> [AIM] Lines containing the word "name" need to be counted. Please reply with how many there are, and nothing else.

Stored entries
======

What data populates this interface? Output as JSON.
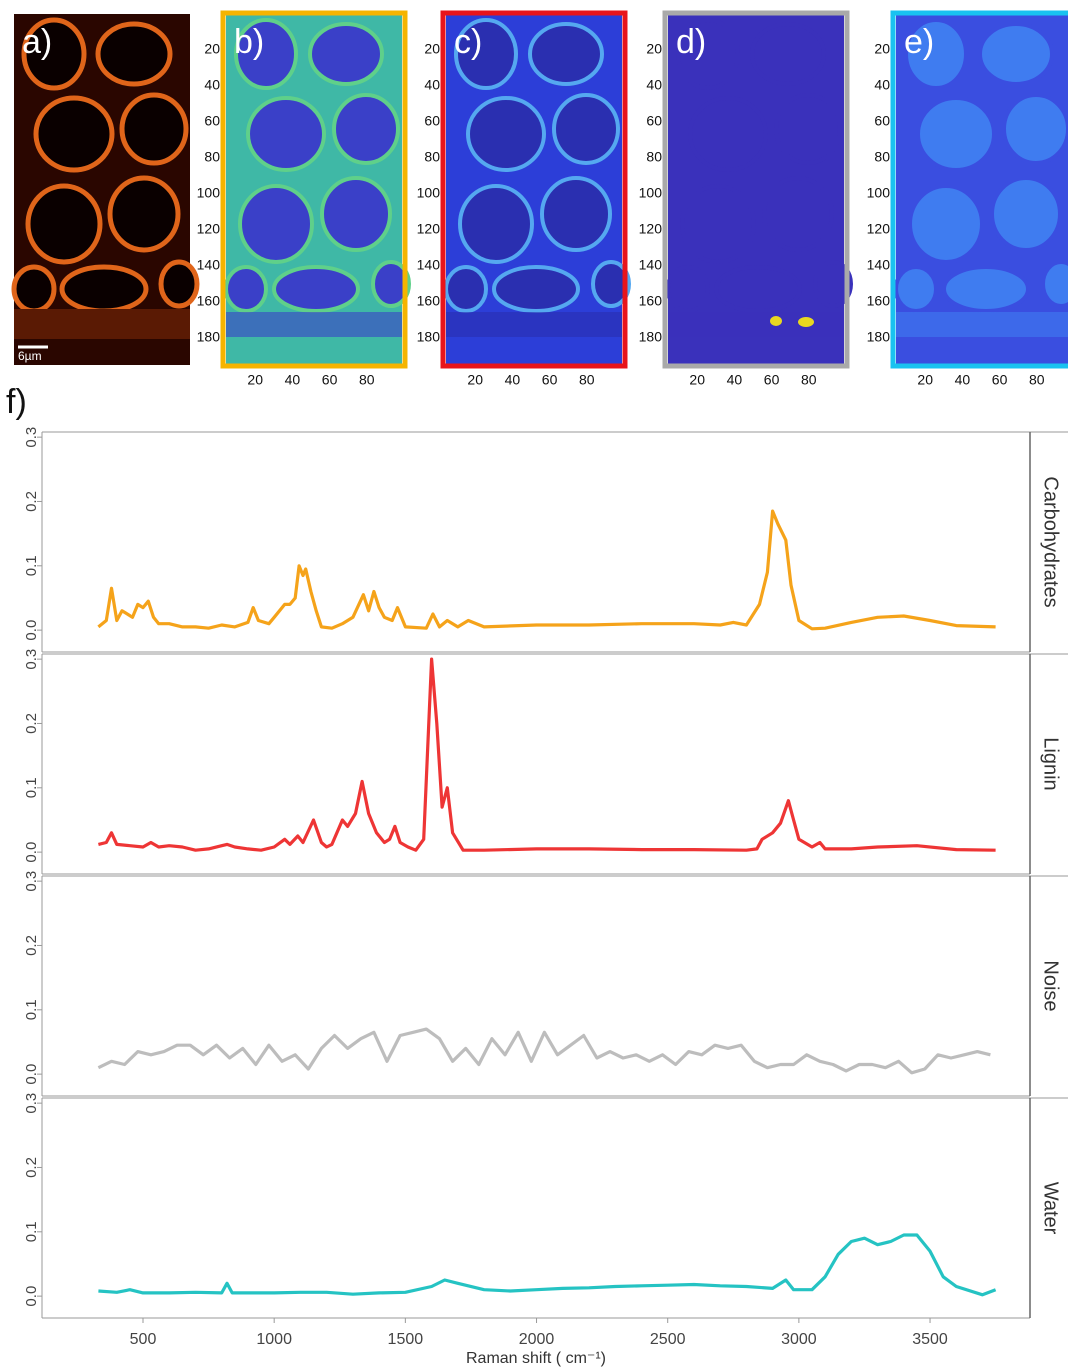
{
  "panels": [
    {
      "label": "a)",
      "scale_bar": "6µm"
    },
    {
      "label": "b)",
      "border_color": "#f5b400",
      "xlim": [
        0,
        100
      ],
      "ylim": [
        0,
        195
      ],
      "xticks": [
        20,
        40,
        60,
        80
      ],
      "yticks": [
        20,
        40,
        60,
        80,
        100,
        120,
        140,
        160,
        180
      ]
    },
    {
      "label": "c)",
      "border_color": "#e8141b",
      "xlim": [
        0,
        100
      ],
      "ylim": [
        0,
        195
      ],
      "xticks": [
        20,
        40,
        60,
        80
      ],
      "yticks": [
        20,
        40,
        60,
        80,
        100,
        120,
        140,
        160,
        180
      ]
    },
    {
      "label": "d)",
      "border_color": "#a9a9a9",
      "xlim": [
        0,
        100
      ],
      "ylim": [
        0,
        195
      ],
      "xticks": [
        20,
        40,
        60,
        80
      ],
      "yticks": [
        20,
        40,
        60,
        80,
        100,
        120,
        140,
        160,
        180
      ]
    },
    {
      "label": "e)",
      "border_color": "#19c2f0",
      "xlim": [
        0,
        100
      ],
      "ylim": [
        0,
        195
      ],
      "xticks": [
        20,
        40,
        60,
        80
      ],
      "yticks": [
        20,
        40,
        60,
        80,
        100,
        120,
        140,
        160,
        180
      ]
    }
  ],
  "figure_label": "f)",
  "chart_data": [
    {
      "type": "line",
      "xlim": [
        115,
        3881
      ],
      "ylim": [
        -0.034,
        0.308
      ],
      "yticks": [
        {
          "value": 0,
          "label": "0.0"
        },
        0.1,
        0.2,
        0.3
      ],
      "x": [
        330,
        360,
        380,
        400,
        420,
        440,
        460,
        480,
        500,
        520,
        540,
        560,
        600,
        650,
        700,
        750,
        800,
        850,
        900,
        920,
        940,
        980,
        1000,
        1040,
        1060,
        1080,
        1095,
        1110,
        1120,
        1140,
        1160,
        1180,
        1220,
        1260,
        1300,
        1340,
        1360,
        1380,
        1400,
        1420,
        1450,
        1470,
        1500,
        1580,
        1605,
        1630,
        1660,
        1700,
        1740,
        1800,
        2000,
        2200,
        2400,
        2600,
        2700,
        2750,
        2800,
        2850,
        2880,
        2900,
        2920,
        2950,
        2970,
        3000,
        3050,
        3100,
        3200,
        3300,
        3400,
        3500,
        3600,
        3750
      ],
      "series": [
        {
          "name": "Carbohydrates",
          "color": "#f5a31a",
          "values": [
            0.005,
            0.015,
            0.065,
            0.015,
            0.03,
            0.025,
            0.02,
            0.04,
            0.035,
            0.045,
            0.02,
            0.01,
            0.01,
            0.005,
            0.005,
            0.003,
            0.008,
            0.005,
            0.012,
            0.035,
            0.015,
            0.01,
            0.02,
            0.04,
            0.04,
            0.05,
            0.1,
            0.085,
            0.095,
            0.06,
            0.03,
            0.005,
            0.003,
            0.01,
            0.02,
            0.055,
            0.03,
            0.06,
            0.035,
            0.02,
            0.015,
            0.035,
            0.005,
            0.003,
            0.025,
            0.005,
            0.015,
            0.005,
            0.015,
            0.005,
            0.008,
            0.008,
            0.01,
            0.01,
            0.008,
            0.012,
            0.008,
            0.04,
            0.09,
            0.185,
            0.165,
            0.14,
            0.07,
            0.015,
            0.002,
            0.003,
            0.012,
            0.02,
            0.022,
            0.015,
            0.007,
            0.005
          ]
        }
      ]
    },
    {
      "type": "line",
      "xlim": [
        115,
        3881
      ],
      "ylim": [
        -0.034,
        0.308
      ],
      "yticks": [
        {
          "value": 0,
          "label": "0.0"
        },
        0.1,
        0.2,
        0.3
      ],
      "x": [
        330,
        360,
        380,
        400,
        450,
        500,
        530,
        560,
        600,
        650,
        700,
        750,
        800,
        820,
        850,
        900,
        950,
        1000,
        1040,
        1060,
        1090,
        1110,
        1150,
        1180,
        1200,
        1220,
        1260,
        1280,
        1310,
        1335,
        1360,
        1390,
        1420,
        1440,
        1460,
        1480,
        1510,
        1540,
        1570,
        1600,
        1620,
        1640,
        1660,
        1680,
        1720,
        1800,
        2000,
        2200,
        2400,
        2600,
        2800,
        2840,
        2860,
        2900,
        2930,
        2960,
        2980,
        3000,
        3050,
        3080,
        3100,
        3200,
        3300,
        3450,
        3600,
        3750
      ],
      "series": [
        {
          "name": "Lignin",
          "color": "#ee3535",
          "values": [
            0.012,
            0.015,
            0.03,
            0.012,
            0.01,
            0.008,
            0.015,
            0.008,
            0.01,
            0.008,
            0.003,
            0.005,
            0.01,
            0.012,
            0.008,
            0.005,
            0.003,
            0.008,
            0.02,
            0.012,
            0.025,
            0.015,
            0.05,
            0.015,
            0.008,
            0.012,
            0.05,
            0.04,
            0.06,
            0.11,
            0.06,
            0.03,
            0.015,
            0.02,
            0.04,
            0.015,
            0.008,
            0.003,
            0.02,
            0.3,
            0.2,
            0.07,
            0.1,
            0.03,
            0.003,
            0.003,
            0.005,
            0.005,
            0.004,
            0.004,
            0.003,
            0.005,
            0.02,
            0.03,
            0.045,
            0.08,
            0.05,
            0.02,
            0.008,
            0.015,
            0.005,
            0.005,
            0.008,
            0.01,
            0.004,
            0.003
          ]
        }
      ]
    },
    {
      "type": "line",
      "xlim": [
        115,
        3881
      ],
      "ylim": [
        -0.034,
        0.308
      ],
      "yticks": [
        {
          "value": 0,
          "label": "0.0"
        },
        0.1,
        0.2,
        0.3
      ],
      "x": [
        330,
        380,
        430,
        480,
        530,
        580,
        630,
        680,
        730,
        780,
        830,
        880,
        930,
        980,
        1030,
        1080,
        1130,
        1180,
        1230,
        1280,
        1330,
        1380,
        1430,
        1480,
        1530,
        1580,
        1630,
        1680,
        1730,
        1780,
        1830,
        1880,
        1930,
        1980,
        2030,
        2080,
        2130,
        2180,
        2230,
        2280,
        2330,
        2380,
        2430,
        2480,
        2530,
        2580,
        2630,
        2680,
        2730,
        2780,
        2830,
        2880,
        2930,
        2980,
        3030,
        3080,
        3130,
        3180,
        3230,
        3280,
        3330,
        3380,
        3430,
        3480,
        3530,
        3580,
        3630,
        3680,
        3730
      ],
      "series": [
        {
          "name": "Noise",
          "color": "#bdbdbd",
          "values": [
            0.01,
            0.02,
            0.015,
            0.035,
            0.03,
            0.035,
            0.045,
            0.045,
            0.03,
            0.045,
            0.025,
            0.04,
            0.015,
            0.045,
            0.02,
            0.03,
            0.008,
            0.04,
            0.06,
            0.04,
            0.055,
            0.065,
            0.02,
            0.06,
            0.065,
            0.07,
            0.055,
            0.02,
            0.04,
            0.015,
            0.055,
            0.03,
            0.065,
            0.02,
            0.065,
            0.03,
            0.045,
            0.06,
            0.025,
            0.035,
            0.025,
            0.03,
            0.02,
            0.03,
            0.015,
            0.035,
            0.03,
            0.045,
            0.04,
            0.045,
            0.02,
            0.01,
            0.015,
            0.015,
            0.03,
            0.02,
            0.015,
            0.005,
            0.015,
            0.015,
            0.01,
            0.02,
            0.002,
            0.008,
            0.03,
            0.025,
            0.03,
            0.035,
            0.03
          ]
        }
      ]
    },
    {
      "type": "line",
      "xlim": [
        115,
        3881
      ],
      "ylim": [
        -0.034,
        0.308
      ],
      "yticks": [
        {
          "value": 0,
          "label": "0.0"
        },
        0.1,
        0.2,
        0.3
      ],
      "xticks": [
        500,
        1000,
        1500,
        2000,
        2500,
        3000,
        3500
      ],
      "x_label": "Raman shift ( cm⁻¹)",
      "x": [
        330,
        400,
        450,
        500,
        600,
        700,
        800,
        820,
        840,
        900,
        1000,
        1100,
        1200,
        1300,
        1400,
        1500,
        1600,
        1650,
        1700,
        1800,
        1900,
        2000,
        2100,
        2200,
        2300,
        2400,
        2500,
        2600,
        2700,
        2800,
        2900,
        2950,
        2980,
        3050,
        3100,
        3150,
        3200,
        3250,
        3300,
        3350,
        3400,
        3450,
        3500,
        3550,
        3600,
        3700,
        3750
      ],
      "series": [
        {
          "name": "Water",
          "color": "#25c3c3",
          "values": [
            0.008,
            0.006,
            0.01,
            0.005,
            0.005,
            0.006,
            0.005,
            0.02,
            0.005,
            0.005,
            0.005,
            0.006,
            0.006,
            0.003,
            0.005,
            0.006,
            0.015,
            0.025,
            0.02,
            0.01,
            0.008,
            0.01,
            0.012,
            0.013,
            0.015,
            0.016,
            0.017,
            0.018,
            0.016,
            0.015,
            0.012,
            0.025,
            0.01,
            0.01,
            0.03,
            0.065,
            0.085,
            0.09,
            0.08,
            0.085,
            0.095,
            0.095,
            0.07,
            0.03,
            0.015,
            0.002,
            0.01
          ]
        }
      ]
    }
  ]
}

======

> [RESPONSE TO THE TASK] 4